Given instruction
Pull out every line with the word "structured".

....................

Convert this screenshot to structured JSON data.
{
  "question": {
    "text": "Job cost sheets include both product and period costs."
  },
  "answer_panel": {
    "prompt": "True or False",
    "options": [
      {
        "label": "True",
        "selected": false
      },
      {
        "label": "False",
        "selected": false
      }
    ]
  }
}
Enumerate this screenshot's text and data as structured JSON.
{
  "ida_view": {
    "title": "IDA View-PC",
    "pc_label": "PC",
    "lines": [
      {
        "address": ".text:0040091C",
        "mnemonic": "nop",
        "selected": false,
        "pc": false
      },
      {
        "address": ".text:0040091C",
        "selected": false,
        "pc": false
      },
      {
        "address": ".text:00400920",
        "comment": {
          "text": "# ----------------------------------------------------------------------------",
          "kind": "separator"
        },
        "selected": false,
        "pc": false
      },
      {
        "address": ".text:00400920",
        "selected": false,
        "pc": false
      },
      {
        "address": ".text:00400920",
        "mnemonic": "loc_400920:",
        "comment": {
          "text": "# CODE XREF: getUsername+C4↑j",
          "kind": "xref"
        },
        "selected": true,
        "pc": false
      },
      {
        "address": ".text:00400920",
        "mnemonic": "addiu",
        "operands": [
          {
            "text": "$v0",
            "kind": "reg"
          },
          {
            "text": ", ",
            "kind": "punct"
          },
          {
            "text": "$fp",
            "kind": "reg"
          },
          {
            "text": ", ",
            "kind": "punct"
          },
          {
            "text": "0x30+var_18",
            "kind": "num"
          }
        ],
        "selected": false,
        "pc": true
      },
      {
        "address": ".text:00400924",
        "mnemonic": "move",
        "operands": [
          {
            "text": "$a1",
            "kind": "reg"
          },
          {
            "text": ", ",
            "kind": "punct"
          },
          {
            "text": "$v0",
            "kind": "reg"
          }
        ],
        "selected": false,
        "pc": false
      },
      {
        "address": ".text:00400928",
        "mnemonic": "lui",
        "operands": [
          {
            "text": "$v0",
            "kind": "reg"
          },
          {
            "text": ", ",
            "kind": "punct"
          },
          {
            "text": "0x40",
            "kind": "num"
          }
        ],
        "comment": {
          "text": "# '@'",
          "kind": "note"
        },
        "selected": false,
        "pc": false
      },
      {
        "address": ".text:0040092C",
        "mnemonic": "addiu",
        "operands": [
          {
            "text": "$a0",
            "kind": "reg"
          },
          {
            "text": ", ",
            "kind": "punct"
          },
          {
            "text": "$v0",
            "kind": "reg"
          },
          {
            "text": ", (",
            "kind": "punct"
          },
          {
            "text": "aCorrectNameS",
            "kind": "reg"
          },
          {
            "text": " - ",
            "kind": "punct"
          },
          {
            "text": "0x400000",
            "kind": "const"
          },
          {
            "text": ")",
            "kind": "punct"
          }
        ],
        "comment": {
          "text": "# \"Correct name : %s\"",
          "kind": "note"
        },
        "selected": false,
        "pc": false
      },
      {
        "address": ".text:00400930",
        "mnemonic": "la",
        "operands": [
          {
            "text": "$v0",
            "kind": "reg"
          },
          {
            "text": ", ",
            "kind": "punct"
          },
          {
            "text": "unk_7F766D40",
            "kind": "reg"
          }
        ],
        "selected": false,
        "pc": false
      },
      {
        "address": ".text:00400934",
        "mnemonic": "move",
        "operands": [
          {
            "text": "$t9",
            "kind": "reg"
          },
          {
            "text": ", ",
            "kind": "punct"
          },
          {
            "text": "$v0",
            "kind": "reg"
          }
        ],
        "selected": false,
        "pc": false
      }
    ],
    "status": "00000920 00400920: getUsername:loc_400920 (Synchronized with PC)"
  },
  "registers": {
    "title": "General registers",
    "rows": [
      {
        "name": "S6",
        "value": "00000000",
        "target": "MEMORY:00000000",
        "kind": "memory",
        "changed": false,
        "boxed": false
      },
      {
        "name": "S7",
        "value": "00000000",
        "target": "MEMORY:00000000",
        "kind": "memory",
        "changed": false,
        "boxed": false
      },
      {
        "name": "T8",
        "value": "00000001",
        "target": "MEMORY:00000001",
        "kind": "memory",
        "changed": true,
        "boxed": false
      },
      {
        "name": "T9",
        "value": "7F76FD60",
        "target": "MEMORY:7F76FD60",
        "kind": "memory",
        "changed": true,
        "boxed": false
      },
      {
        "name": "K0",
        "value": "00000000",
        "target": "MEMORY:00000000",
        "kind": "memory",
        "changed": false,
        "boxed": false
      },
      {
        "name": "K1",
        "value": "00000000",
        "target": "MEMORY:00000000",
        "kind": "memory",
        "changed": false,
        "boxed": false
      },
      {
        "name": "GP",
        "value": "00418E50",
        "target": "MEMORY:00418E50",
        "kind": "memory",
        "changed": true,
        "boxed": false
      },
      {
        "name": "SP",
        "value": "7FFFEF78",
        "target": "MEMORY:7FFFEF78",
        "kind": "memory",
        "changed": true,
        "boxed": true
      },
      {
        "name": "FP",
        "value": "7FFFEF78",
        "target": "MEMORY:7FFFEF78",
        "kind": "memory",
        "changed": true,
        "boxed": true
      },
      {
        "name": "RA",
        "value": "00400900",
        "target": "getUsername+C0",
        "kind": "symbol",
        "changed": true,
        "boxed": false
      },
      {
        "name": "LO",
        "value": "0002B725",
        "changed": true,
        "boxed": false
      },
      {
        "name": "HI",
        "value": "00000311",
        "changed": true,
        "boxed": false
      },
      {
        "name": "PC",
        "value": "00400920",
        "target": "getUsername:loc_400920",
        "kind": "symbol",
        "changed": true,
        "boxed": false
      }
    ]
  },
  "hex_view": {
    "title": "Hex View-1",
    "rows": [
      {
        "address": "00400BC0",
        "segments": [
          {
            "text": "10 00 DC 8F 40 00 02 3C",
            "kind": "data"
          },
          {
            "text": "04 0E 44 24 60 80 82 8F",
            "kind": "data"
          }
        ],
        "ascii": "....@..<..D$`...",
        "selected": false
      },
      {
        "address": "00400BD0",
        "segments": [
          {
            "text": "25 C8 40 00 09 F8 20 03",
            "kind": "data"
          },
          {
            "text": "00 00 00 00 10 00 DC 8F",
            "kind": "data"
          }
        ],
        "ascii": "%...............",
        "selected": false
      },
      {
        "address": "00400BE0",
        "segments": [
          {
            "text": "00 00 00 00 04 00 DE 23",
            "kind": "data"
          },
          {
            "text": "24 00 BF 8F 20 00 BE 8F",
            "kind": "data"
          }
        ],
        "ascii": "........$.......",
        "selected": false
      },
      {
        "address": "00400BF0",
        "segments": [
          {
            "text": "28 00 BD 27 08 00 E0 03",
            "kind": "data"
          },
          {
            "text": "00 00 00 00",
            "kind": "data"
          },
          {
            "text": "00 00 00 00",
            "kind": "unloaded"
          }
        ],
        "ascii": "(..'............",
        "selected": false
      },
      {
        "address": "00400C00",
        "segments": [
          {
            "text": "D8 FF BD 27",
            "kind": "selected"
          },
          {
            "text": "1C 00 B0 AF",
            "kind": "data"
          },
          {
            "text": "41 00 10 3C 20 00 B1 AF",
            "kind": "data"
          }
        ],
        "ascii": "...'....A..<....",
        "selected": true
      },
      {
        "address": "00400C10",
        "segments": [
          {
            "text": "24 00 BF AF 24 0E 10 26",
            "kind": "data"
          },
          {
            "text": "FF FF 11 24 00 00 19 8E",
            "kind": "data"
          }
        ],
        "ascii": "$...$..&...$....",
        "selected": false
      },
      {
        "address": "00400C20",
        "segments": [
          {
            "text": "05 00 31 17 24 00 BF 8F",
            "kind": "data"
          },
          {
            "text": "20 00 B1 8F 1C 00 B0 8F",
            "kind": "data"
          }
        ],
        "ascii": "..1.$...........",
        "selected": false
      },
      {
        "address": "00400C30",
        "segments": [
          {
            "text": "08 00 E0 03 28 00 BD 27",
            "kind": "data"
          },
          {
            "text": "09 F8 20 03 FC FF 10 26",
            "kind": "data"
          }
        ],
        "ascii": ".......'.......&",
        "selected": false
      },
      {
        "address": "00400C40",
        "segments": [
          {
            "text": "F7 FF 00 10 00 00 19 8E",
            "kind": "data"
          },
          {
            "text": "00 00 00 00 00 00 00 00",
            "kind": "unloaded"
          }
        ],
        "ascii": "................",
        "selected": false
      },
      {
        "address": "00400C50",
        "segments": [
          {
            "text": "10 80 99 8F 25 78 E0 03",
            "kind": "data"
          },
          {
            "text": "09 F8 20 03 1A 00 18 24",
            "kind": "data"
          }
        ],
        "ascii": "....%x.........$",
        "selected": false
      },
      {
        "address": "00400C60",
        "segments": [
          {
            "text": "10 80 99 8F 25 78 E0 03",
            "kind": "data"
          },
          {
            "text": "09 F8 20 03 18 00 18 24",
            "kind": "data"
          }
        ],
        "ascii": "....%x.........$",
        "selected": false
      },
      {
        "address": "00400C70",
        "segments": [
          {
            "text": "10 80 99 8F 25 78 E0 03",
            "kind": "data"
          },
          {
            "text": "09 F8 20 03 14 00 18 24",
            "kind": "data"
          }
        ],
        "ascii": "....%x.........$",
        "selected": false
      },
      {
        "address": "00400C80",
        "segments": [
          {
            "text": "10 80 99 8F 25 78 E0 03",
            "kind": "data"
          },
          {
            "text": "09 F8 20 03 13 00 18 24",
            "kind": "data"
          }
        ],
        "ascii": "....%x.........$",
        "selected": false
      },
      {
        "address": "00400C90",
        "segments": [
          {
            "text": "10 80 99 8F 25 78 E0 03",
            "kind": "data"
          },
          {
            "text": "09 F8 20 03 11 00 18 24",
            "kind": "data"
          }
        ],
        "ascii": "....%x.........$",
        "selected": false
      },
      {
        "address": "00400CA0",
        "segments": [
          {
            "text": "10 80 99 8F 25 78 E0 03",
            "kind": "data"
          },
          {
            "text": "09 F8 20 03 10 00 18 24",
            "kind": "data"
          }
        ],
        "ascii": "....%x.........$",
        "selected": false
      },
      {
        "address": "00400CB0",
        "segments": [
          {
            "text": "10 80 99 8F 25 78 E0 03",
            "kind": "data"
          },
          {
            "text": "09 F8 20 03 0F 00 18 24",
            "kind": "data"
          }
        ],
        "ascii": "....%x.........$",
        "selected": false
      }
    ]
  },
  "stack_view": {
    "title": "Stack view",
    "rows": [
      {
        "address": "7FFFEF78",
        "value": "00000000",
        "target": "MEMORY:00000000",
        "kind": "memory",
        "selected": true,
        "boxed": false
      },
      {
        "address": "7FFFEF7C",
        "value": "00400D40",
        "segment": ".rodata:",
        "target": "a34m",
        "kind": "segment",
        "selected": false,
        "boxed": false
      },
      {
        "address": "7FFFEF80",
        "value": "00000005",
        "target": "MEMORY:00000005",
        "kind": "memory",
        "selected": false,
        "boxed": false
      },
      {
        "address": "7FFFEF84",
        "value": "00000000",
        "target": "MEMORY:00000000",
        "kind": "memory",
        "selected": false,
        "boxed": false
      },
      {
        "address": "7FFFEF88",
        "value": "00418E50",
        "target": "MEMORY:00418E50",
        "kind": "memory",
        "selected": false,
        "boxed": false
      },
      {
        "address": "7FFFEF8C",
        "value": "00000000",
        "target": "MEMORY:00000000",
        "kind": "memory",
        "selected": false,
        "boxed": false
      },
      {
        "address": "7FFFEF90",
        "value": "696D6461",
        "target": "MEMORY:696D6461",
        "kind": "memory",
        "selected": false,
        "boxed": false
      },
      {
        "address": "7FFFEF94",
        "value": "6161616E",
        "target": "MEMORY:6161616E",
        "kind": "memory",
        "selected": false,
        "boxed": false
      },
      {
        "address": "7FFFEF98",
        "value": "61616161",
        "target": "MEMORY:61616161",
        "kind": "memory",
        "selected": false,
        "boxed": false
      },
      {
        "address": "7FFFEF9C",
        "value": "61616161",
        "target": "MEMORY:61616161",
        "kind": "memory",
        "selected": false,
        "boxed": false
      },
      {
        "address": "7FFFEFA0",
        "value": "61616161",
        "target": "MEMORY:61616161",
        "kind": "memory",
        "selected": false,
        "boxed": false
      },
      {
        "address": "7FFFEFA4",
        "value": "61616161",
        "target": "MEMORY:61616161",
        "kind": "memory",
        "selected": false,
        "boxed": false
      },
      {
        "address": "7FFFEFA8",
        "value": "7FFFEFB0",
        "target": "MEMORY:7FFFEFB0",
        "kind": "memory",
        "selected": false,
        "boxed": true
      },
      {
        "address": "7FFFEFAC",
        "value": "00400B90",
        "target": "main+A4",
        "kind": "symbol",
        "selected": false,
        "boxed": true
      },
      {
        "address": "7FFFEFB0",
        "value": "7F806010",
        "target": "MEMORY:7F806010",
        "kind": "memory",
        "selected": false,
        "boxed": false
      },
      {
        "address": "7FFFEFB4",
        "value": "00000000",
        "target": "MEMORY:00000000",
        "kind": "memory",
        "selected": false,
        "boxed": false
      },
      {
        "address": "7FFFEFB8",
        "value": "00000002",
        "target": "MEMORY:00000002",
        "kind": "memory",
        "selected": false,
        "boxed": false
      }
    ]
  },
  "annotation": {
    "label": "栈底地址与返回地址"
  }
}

....................

Output of the task
Convert this screenshot to structured JSON data.
Enumerate this screenshot's text and data as structured JSON.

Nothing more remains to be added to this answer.